* [WHAT THE TASK REQUIRES]: Read the data below line by line and copy each one with "bounding" in it.

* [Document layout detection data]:
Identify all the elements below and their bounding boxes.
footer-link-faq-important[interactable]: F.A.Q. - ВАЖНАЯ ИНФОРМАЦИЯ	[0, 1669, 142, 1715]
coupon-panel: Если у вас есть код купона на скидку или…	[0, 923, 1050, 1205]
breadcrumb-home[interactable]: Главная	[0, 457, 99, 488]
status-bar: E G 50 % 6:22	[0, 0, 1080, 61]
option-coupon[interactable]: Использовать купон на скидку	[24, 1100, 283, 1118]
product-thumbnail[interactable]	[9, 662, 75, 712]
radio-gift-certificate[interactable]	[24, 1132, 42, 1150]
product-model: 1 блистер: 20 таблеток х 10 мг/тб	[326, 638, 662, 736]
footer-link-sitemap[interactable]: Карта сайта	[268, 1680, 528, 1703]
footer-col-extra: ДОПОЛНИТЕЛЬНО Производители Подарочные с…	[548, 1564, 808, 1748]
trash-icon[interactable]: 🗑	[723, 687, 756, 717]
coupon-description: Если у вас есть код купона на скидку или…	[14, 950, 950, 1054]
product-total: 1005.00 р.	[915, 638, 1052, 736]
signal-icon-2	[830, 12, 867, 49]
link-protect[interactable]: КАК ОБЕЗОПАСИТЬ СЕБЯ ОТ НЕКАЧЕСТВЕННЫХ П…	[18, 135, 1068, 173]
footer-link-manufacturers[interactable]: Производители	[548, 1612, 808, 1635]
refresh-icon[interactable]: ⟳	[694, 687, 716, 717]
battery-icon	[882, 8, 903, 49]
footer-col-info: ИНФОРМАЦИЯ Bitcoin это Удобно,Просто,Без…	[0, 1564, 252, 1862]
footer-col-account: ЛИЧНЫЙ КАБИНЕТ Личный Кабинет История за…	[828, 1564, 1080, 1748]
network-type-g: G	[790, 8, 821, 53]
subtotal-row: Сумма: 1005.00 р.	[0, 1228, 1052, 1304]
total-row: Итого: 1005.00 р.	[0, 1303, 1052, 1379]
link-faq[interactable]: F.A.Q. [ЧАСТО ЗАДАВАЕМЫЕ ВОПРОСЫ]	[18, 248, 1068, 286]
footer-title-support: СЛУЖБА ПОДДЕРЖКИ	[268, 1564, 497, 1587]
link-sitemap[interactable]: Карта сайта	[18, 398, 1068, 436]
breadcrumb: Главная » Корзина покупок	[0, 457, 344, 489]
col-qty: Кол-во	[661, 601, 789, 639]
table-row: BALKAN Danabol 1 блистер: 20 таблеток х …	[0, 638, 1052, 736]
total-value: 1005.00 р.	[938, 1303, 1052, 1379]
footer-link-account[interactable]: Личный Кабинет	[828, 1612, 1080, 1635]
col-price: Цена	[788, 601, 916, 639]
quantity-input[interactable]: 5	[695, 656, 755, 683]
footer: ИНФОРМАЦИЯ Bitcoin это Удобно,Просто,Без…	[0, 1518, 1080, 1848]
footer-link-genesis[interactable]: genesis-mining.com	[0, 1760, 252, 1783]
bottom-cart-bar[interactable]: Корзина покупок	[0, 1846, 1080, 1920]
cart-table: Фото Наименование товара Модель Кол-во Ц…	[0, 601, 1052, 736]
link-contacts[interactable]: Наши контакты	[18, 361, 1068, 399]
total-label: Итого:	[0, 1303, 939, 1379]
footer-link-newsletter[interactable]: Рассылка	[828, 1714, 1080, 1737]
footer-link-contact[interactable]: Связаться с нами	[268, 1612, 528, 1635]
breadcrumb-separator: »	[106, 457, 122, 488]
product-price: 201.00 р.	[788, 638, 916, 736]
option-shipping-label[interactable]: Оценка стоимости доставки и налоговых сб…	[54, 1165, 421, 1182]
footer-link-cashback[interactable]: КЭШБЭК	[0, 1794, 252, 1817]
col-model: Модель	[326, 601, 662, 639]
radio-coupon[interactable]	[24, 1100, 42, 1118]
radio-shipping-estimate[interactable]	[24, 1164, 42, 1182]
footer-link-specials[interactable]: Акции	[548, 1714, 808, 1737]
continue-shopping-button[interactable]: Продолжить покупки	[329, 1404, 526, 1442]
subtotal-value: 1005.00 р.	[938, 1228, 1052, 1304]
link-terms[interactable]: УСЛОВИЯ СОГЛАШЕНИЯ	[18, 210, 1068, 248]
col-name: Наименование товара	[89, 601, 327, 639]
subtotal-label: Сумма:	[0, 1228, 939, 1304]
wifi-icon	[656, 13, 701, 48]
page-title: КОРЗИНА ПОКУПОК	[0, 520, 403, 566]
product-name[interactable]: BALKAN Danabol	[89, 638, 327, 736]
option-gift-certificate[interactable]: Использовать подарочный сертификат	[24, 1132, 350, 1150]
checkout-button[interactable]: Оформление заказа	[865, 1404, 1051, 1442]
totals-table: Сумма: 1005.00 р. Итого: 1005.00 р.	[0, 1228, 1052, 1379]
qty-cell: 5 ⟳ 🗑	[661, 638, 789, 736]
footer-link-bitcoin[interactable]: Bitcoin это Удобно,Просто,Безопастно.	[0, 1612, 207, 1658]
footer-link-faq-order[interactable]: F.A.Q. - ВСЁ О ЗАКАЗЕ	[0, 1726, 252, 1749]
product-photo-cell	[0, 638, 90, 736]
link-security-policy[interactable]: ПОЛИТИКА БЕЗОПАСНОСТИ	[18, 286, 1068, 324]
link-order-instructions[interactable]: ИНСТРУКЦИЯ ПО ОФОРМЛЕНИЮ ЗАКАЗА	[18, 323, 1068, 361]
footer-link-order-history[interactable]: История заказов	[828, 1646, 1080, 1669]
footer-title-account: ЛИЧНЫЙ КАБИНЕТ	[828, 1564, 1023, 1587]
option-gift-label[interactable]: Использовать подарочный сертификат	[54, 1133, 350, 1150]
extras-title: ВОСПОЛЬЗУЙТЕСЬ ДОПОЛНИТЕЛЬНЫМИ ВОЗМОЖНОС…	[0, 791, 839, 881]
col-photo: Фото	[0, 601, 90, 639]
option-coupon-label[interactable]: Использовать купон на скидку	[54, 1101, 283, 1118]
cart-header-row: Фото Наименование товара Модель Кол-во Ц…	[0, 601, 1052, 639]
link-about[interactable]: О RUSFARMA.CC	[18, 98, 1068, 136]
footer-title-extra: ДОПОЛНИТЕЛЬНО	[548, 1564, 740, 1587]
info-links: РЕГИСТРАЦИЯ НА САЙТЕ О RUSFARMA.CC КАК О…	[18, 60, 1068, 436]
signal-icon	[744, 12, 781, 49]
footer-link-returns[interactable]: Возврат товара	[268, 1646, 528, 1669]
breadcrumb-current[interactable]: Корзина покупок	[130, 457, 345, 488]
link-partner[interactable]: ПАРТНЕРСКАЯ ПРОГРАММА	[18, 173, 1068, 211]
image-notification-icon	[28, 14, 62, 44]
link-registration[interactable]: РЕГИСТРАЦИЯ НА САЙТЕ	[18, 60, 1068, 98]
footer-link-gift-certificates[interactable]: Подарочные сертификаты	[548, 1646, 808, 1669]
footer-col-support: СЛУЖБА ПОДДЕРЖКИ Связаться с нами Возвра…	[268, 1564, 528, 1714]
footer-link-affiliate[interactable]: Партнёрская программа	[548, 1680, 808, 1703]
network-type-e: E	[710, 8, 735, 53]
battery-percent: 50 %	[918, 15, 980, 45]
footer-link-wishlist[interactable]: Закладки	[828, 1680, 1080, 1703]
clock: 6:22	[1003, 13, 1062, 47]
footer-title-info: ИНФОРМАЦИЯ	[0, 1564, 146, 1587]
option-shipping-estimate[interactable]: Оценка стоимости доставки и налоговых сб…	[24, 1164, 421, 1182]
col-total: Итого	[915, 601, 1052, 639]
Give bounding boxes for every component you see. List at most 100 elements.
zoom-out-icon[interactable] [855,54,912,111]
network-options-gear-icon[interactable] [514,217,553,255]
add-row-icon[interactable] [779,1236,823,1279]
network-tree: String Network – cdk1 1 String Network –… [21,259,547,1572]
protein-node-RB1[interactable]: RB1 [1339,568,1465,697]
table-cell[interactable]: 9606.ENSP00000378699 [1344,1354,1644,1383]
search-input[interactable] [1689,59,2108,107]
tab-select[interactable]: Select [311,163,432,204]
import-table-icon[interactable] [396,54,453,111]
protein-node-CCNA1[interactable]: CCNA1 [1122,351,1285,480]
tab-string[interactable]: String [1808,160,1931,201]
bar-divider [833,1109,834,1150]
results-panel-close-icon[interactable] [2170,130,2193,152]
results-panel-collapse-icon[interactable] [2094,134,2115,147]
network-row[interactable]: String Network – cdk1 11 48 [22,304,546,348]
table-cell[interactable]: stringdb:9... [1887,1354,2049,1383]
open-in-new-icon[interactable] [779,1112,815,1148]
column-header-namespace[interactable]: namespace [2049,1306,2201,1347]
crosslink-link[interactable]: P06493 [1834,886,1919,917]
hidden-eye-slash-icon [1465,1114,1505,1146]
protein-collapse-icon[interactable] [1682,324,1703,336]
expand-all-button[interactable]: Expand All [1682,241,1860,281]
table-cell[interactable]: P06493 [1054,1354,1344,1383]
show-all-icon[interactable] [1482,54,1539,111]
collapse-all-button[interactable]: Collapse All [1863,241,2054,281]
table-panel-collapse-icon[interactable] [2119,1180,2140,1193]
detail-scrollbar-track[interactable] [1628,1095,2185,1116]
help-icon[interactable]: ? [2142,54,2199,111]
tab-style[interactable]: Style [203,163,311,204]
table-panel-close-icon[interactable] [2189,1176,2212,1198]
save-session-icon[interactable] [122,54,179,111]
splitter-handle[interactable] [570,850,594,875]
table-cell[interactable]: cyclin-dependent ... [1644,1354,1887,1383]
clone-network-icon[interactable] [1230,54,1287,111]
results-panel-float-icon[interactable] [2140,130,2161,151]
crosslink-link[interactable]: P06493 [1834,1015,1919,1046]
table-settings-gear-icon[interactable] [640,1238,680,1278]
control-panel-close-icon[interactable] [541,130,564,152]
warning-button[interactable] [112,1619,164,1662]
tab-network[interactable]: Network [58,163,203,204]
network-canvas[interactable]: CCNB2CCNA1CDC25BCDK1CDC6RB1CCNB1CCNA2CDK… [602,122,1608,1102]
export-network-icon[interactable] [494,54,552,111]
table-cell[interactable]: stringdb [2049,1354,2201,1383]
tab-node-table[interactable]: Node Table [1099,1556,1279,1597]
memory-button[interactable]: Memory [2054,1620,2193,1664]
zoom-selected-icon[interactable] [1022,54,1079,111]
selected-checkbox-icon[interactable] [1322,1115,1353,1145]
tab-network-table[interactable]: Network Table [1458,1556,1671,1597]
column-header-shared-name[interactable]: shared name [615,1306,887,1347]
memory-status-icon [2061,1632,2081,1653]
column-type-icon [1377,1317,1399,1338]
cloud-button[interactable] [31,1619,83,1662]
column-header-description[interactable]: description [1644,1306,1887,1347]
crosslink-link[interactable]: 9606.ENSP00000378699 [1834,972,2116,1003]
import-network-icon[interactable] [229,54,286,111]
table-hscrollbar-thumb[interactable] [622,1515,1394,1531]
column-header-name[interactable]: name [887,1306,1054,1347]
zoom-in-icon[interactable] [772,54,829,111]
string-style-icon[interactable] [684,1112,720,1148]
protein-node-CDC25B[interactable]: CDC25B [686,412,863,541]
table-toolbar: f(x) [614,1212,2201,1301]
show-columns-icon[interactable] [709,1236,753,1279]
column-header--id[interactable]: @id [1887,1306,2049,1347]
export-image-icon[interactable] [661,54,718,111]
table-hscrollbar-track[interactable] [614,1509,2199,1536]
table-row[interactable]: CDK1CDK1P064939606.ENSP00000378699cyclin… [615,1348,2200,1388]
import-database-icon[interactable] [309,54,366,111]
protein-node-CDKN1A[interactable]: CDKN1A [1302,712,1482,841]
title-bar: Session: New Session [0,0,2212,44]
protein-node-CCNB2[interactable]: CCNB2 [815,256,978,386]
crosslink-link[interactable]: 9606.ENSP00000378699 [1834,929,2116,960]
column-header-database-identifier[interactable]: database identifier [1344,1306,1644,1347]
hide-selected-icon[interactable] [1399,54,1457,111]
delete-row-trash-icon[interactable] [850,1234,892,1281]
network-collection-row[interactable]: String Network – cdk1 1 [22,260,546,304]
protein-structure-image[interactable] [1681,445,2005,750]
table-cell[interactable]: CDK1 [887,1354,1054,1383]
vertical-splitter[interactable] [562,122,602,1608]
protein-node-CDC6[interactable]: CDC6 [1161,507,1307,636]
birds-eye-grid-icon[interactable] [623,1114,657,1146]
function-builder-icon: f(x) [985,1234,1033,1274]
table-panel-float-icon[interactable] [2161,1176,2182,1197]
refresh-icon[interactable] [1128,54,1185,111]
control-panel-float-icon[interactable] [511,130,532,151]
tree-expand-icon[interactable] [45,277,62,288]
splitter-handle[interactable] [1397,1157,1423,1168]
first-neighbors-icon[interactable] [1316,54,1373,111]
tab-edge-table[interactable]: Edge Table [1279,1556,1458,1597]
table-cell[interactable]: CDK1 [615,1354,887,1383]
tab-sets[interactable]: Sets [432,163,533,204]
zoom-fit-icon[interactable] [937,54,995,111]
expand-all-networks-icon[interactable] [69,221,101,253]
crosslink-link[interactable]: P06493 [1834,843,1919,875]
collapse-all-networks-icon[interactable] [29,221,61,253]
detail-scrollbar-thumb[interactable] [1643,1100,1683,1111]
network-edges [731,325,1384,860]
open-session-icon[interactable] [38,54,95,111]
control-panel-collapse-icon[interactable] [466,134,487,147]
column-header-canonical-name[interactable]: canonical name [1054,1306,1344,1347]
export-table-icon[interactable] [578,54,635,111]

* [FINISHED TASK]:
Identify all the elements below and their bounding boxes.
Give bounding boxes for every component you see. List at most 100 elements.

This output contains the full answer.